### [Source]
------------------------------------------------------------------------

For hydrogen to become the flexible clean fuel for heavy industry and shipping, hydrogen developers need to reduce production costs while having the capacity and ability to scale dynamically as required. Stable, cost-effective hydrogen production is as central to developing the hydrogen economy as creating the demand and logistics network needed to support it.

Developments in automation, particularly machine-learning-enabled AI models, have led to an industrial revolution over the past five years. Reimagining the legacy machine design and commissioning process, as well as traditional onboarding and training, and standard operating procedures, with automation and machine learning as a core tenet, can create a new standard of cost and efficiency.

Hydrogen developers can future-proof their operations by making informed planning decisions to integrate simulation and machine learning

One opportunity for hydrogen production developers is to scale from concept to commercial production faster. To make costs competitive, producers need commercial deployments to be of a specific size that meets their needs. As demand increases, producers also need to expand capacity. This can be challenging due to supply issues with the requisite equipment; currently, lead times for some hardware can stretch up to two years. To support flexibility, open-architecture, standards-based automation hardware design can allow producers to integrate components and systems from multiple suppliers, reducing sourcing risk.

Green hydrogen and blue hydrogen production systems have unique needs and often application-specific designs that can present a substantial systems integration challenge. The design phase of commercial projects is a considerable portion of a plant’s lifetime costs. Modern design for automation leverages simulation and machine learning to trial the installation, commissioning and operation of new equipment designs entirely digitally, identifying hardware and software challenges before construction is completed. This reduces unexpected downtime and substantially accelerates the commissioning process.

------------------------------------------------------------------------

### [Extracted data]
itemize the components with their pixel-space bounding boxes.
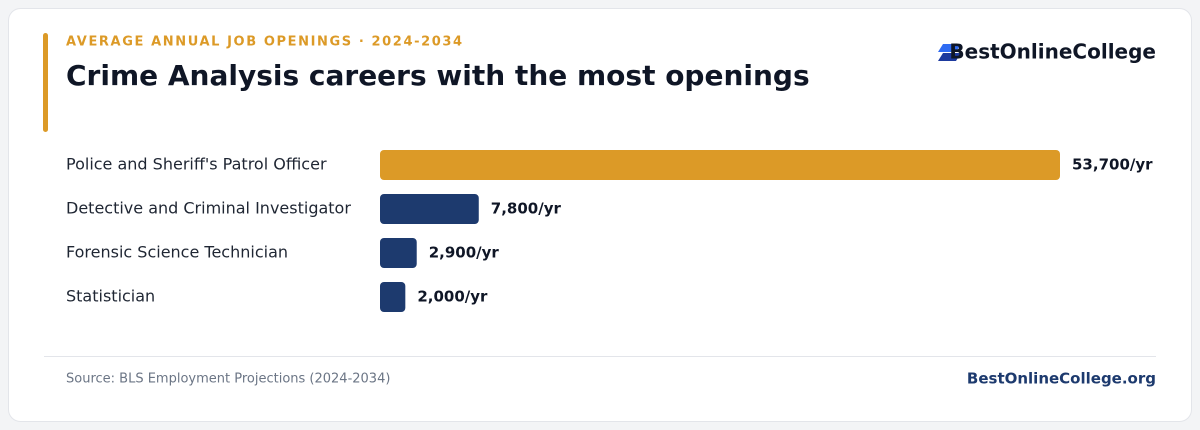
bar	[380, 282, 406, 312]
accent-bar	[43, 33, 48, 132]
card	[8, 8, 1192, 422]
bar	[380, 194, 479, 224]
value-label: 7,800/yr	[491, 200, 562, 218]
brand: BestOnlineCollege	[949, 40, 1156, 64]
bar	[380, 238, 417, 268]
source: Source: BLS Employment Projections (2024…	[66, 372, 390, 387]
chart-title: Crime Analysis careers with the most ope…	[66, 59, 810, 92]
bar	[380, 150, 1060, 180]
value-label: 2,900/yr	[429, 244, 500, 262]
value-label: 53,700/yr	[1072, 156, 1153, 174]
category-label: Statistician	[66, 287, 155, 306]
category-label: Forensic Science Technician	[66, 243, 288, 262]
eyebrow: AVERAGE ANNUAL JOB OPENINGS · 2024-2034	[66, 35, 464, 50]
value-label: 2,000/yr	[417, 288, 488, 306]
footer-link[interactable]: BestOnlineCollege.org	[967, 370, 1156, 388]
logo-icon	[938, 44, 961, 61]
category-label: Detective and Criminal Investigator	[66, 199, 351, 218]
category-label: Police and Sheriff's Patrol Officer	[66, 155, 327, 174]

------------------------------------------------------------------------

### [Directions]
1. Write out the part of the hydrogen production text starting at "One opportunity for" and ending at "reducing sourcing risk.".
2. In the listing, swap "card" for "panel" in the lines starting at the one containing "282, 406, 312]" and ending at the one containing "source: Source: BLS", and return only those lines with nothing else changed.

### [Exercise results]
1.
One opportunity for hydrogen production developers is to scale from concept to commercial production faster. To make costs competitive, producers need commercial deployments to be of a specific size that meets their needs. As demand increases, producers also need to expand capacity. This can be challenging due to supply issues with the requisite equipment; currently, lead times for some hardware can stretch up to two years. To support flexibility, open-architecture, standards-based automation hardware design can allow producers to integrate components and systems from multiple suppliers, reducing sourcing risk.

2.
bar	[380, 282, 406, 312]
accent-bar	[43, 33, 48, 132]
panel	[8, 8, 1192, 422]
bar	[380, 194, 479, 224]
value-label: 7,800/yr	[491, 200, 562, 218]
brand: BestOnlineCollege	[949, 40, 1156, 64]
bar	[380, 238, 417, 268]
source: Source: BLS Employment Projections (2024…	[66, 372, 390, 387]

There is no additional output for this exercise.